Merino wool is easily compared to other wool fibres as being thinner and smoother but even within this there is variation. Fibre sizes are measure the diameter of the wool fibre in microns (µm). Wool diameters can range from as much as 36-40 microns (µm) on Cotswold sheep down to around 18-24 (µm) on Merino, all compared to human hair with is around 40 (µm). However, the merino classification can be broken down further, with strong wool (23–24.5 µm), medium wool (19.6–22.9 µm), fine (18.6–19.5 µm), superfine (15–18.5 µm) and ultra fine(under 15 µm). Due to these fine fibres, much more wool (approximately 4 times more fibre per square inch) is needed to produce a garment of equivalent weight to using other conventional wools.
The reason wool was traditionally used in outdoor clothing was simple, warmth, even when wet. Wool, in general, is a high insulating material that works a similar way to down, which is created from high lofting tendril feathers from birds and fowl. The smaller fibres in merino allow air to be held in pockets. These air pockets act as a barrier and prevent loss of body heat to the surrounding cold air providing warmth and insulation perfect for use next to the skin, particularly as a baselayer.
Much like the science behind sleeping mats in the R-value rating, there is a slightly less known scale upon which to measure thermal resistance or thermal conductance in clothing fabrics. This is known as the “Clo” which is the insulation rating value used and highlighted by some outdoor wear manufacturers. It is similar to the R-value used for sleeping mats and in direct comparison, 1 R-value (US) = 1.136 Clo (the units of thermal resistance are generally provided in m2-C/W or ft2 hr °F/BTU).
However, the unit of the Clo is slightly subjective (which may explain why it is not used as often as R-values by manufacturers) but a Clo value of 1.0 is defined as the amount of clothing needed by an inactive person to feel comfortable at a room temperature of 71F (21C). In a light breeze (having a 20 ft/min or 10 cm/sec air flow rate) with a relative humidity <50%. A value of 0 Clo would be equivalent to the amount of insulative clothing on the naked body while 4.0 Clo would be someone covered head-to-toe in windproof, highly insulating material.
To use some of this information in a more applicable way, an average cotton t-shirt would measure at around 0.8 Clo, whereas a long sleeved shirt would be around 0.25 Clo, a long sleeved merino baselayer would be around 0.34 Clo. For further context, up towards the higher end of the scale, a goose down jacket would measure at around 2.0 Clo.
· · ·
_Activity list_:
• a. In the merino wool text, what micron range counts as superfine merino?
• b. Pick up the merino wool text after its last sentence and write what comes next.
The items are not needed for any of this.
· · ·
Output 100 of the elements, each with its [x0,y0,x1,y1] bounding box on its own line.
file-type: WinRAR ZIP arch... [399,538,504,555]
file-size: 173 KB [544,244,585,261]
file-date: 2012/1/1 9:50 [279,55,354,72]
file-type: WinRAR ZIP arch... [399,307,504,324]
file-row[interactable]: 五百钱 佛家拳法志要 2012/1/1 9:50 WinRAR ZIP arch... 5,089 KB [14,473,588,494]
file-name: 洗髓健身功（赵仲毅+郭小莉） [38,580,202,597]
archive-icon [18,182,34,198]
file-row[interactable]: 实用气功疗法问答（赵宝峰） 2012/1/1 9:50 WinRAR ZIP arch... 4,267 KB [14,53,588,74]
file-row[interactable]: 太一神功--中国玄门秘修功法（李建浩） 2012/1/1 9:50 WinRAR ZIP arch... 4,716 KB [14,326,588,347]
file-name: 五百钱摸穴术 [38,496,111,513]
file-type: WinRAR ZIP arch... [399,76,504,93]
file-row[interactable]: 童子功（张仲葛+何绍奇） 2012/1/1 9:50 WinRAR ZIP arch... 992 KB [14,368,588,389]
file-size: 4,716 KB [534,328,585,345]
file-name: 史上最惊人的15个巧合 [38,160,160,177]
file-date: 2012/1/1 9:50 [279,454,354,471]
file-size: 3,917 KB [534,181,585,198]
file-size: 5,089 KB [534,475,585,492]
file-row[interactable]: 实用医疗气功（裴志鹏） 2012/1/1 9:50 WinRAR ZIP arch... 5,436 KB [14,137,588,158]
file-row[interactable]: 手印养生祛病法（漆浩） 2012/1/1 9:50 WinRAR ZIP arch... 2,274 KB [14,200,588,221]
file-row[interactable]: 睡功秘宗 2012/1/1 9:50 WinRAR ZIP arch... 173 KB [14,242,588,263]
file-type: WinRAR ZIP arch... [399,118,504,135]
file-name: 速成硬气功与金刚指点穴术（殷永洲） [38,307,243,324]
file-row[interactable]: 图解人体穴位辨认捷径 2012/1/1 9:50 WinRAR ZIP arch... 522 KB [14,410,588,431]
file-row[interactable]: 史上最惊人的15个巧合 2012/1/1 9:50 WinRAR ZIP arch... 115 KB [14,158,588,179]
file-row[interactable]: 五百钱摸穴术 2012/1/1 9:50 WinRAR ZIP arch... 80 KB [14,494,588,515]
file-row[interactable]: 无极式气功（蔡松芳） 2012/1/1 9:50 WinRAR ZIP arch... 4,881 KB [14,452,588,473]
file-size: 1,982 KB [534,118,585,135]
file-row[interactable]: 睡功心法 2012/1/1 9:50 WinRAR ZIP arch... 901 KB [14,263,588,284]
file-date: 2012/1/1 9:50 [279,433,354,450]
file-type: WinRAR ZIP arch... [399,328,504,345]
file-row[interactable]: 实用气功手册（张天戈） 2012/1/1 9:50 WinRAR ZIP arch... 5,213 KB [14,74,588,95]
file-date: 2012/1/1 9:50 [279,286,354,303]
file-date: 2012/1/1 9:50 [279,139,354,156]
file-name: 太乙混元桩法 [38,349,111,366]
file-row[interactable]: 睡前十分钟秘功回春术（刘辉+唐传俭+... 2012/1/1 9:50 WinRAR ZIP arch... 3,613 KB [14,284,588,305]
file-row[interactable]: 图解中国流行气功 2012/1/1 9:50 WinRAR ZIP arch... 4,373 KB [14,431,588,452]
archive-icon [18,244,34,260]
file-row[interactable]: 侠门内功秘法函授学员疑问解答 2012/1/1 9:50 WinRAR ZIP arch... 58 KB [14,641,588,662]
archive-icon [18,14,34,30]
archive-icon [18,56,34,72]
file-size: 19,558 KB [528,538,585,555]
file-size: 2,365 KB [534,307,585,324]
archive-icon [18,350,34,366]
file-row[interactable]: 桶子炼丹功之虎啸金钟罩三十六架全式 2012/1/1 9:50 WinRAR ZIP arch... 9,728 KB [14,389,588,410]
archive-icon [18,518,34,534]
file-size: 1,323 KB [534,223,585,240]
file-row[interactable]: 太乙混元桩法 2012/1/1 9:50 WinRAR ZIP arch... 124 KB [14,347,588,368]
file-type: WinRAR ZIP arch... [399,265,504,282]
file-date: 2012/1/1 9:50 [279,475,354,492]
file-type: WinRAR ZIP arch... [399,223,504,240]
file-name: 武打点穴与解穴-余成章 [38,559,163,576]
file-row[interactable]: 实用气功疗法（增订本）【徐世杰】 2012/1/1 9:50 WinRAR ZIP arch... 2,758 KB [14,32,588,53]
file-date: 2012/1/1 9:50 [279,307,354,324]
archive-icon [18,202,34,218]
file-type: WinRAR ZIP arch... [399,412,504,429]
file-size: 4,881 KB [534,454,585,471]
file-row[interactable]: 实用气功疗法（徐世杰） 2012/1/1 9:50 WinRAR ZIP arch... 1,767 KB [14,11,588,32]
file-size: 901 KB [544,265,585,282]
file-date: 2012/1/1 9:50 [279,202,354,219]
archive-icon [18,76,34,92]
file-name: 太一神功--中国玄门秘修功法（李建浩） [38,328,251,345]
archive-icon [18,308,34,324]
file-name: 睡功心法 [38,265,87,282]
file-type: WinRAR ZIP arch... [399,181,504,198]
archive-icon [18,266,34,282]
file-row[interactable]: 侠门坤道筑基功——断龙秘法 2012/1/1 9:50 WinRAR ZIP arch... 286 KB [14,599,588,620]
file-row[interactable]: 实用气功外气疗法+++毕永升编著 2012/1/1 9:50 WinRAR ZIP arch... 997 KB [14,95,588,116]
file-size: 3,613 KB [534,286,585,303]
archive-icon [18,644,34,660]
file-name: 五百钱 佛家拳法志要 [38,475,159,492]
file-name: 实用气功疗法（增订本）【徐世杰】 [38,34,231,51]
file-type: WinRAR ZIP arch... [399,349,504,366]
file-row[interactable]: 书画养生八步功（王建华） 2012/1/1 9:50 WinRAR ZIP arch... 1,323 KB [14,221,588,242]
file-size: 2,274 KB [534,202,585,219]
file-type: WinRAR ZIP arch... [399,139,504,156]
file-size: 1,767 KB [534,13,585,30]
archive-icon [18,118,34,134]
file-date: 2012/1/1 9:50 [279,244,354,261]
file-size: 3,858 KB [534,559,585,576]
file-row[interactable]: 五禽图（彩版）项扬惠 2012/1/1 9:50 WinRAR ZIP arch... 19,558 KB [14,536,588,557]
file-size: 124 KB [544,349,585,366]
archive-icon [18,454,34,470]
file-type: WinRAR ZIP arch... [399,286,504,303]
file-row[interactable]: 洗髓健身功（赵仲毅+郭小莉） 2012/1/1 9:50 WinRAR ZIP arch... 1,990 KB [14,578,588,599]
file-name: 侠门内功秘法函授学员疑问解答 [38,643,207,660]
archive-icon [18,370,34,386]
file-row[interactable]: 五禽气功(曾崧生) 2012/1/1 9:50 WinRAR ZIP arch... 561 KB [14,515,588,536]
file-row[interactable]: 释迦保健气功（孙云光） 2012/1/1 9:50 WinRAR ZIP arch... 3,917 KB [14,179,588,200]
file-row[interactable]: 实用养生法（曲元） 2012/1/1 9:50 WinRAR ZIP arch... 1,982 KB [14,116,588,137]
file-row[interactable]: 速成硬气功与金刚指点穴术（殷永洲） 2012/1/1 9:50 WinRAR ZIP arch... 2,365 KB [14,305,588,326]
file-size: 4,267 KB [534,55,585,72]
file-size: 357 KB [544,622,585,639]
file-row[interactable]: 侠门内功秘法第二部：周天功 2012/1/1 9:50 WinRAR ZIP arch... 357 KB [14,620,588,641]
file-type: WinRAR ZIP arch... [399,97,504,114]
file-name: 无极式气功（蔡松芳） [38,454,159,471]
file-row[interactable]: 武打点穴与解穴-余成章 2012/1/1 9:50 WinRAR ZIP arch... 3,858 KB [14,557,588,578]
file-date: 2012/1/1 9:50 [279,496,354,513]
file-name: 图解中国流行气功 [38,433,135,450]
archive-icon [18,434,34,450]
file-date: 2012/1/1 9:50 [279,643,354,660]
· · ·
_Answers given_:
• a. 15–18.5 µm.

• b.
How do brands use merino?
Different companies obviously use merino in different ways. Two of our biggest merino producing brands are Rab and Montane.
Rab have recently updated their MeCo range to Merino+, which blends merino wool and their new 37.5 Technology fibres. The two materials together in Merino+ baselayers offer the best of both natural and synthetic. The merino wool is able to absorb water vapour and water, regulating the body’s temperature more effectively whilst the synthetic 37.5 fabric is strong, resilient, easy to wash and dries rapidly. This combination is perfect for those undertaking high intensity outdoor activities as the new Rab Merino+ garments are able to perform at the highest standards under a wide range of conditions. Rab produces these Merino+ baselayers in two fabric weights, 120 and 160, with the Merino+ 120 more suitable for warmer conditions in spring and summer and the Merino+ 160 designed for colder winter conditions.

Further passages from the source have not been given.